**Given task:** Locate each line containing the string "name" and copy it out.

**Dataset excerpts:**
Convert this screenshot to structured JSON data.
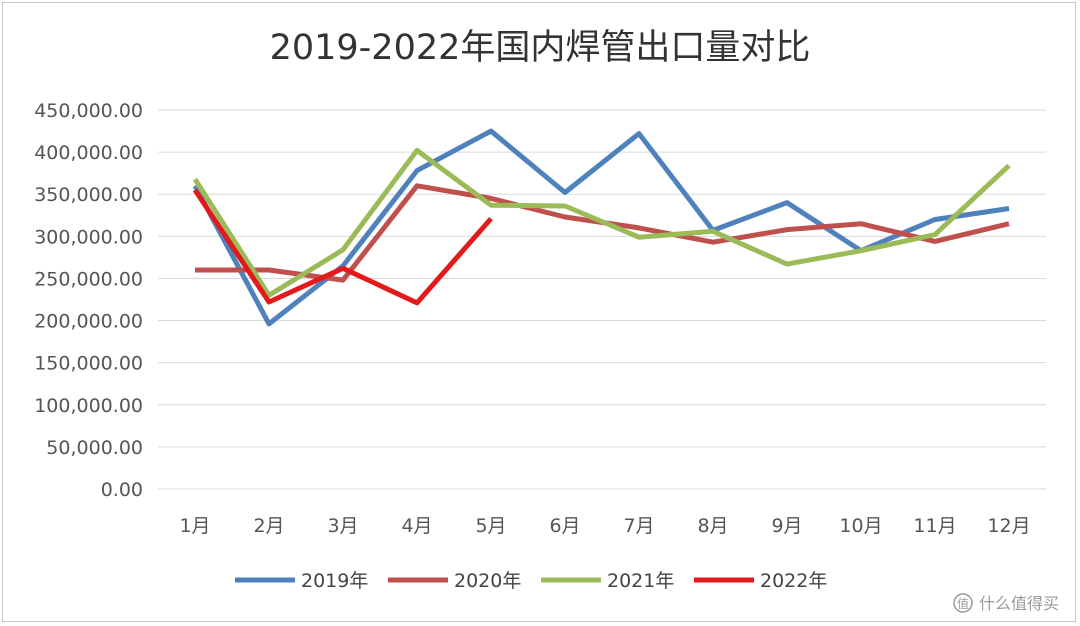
{
  "chart_data": {
    "type": "line",
    "title": "2019-2022年国内焊管出口量对比",
    "xlabel": "",
    "ylabel": "",
    "categories": [
      "1月",
      "2月",
      "3月",
      "4月",
      "5月",
      "6月",
      "7月",
      "8月",
      "9月",
      "10月",
      "11月",
      "12月"
    ],
    "ylim": [
      0,
      450000
    ],
    "yticks": [
      0,
      50000,
      100000,
      150000,
      200000,
      250000,
      300000,
      350000,
      400000,
      450000
    ],
    "ytick_labels": [
      "0.00",
      "50,000.00",
      "100,000.00",
      "150,000.00",
      "200,000.00",
      "250,000.00",
      "300,000.00",
      "350,000.00",
      "400,000.00",
      "450,000.00"
    ],
    "grid": true,
    "legend_position": "bottom",
    "series": [
      {
        "name": "2019年",
        "color": "#4f81bd",
        "values": [
          360000,
          196000,
          265000,
          378000,
          425000,
          352000,
          422000,
          307000,
          340000,
          283000,
          320000,
          333000
        ]
      },
      {
        "name": "2020年",
        "color": "#c0504d",
        "values": [
          260000,
          260000,
          248000,
          360000,
          345000,
          323000,
          310000,
          293000,
          308000,
          315000,
          294000,
          315000
        ]
      },
      {
        "name": "2021年",
        "color": "#9bbb59",
        "values": [
          368000,
          230000,
          284000,
          402000,
          337000,
          336000,
          299000,
          306000,
          267000,
          283000,
          302000,
          384000
        ]
      },
      {
        "name": "2022年",
        "color": "#e31a1c",
        "values": [
          355000,
          222000,
          262000,
          221000,
          321000,
          null,
          null,
          null,
          null,
          null,
          null,
          null
        ]
      }
    ]
  },
  "watermark": {
    "icon": "zhi-logo-icon",
    "text": "什么值得买"
  }
}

**Output for this task:**
        "name": "2019年",
        "name": "2020年",
        "name": "2021年",
        "name": "2022年",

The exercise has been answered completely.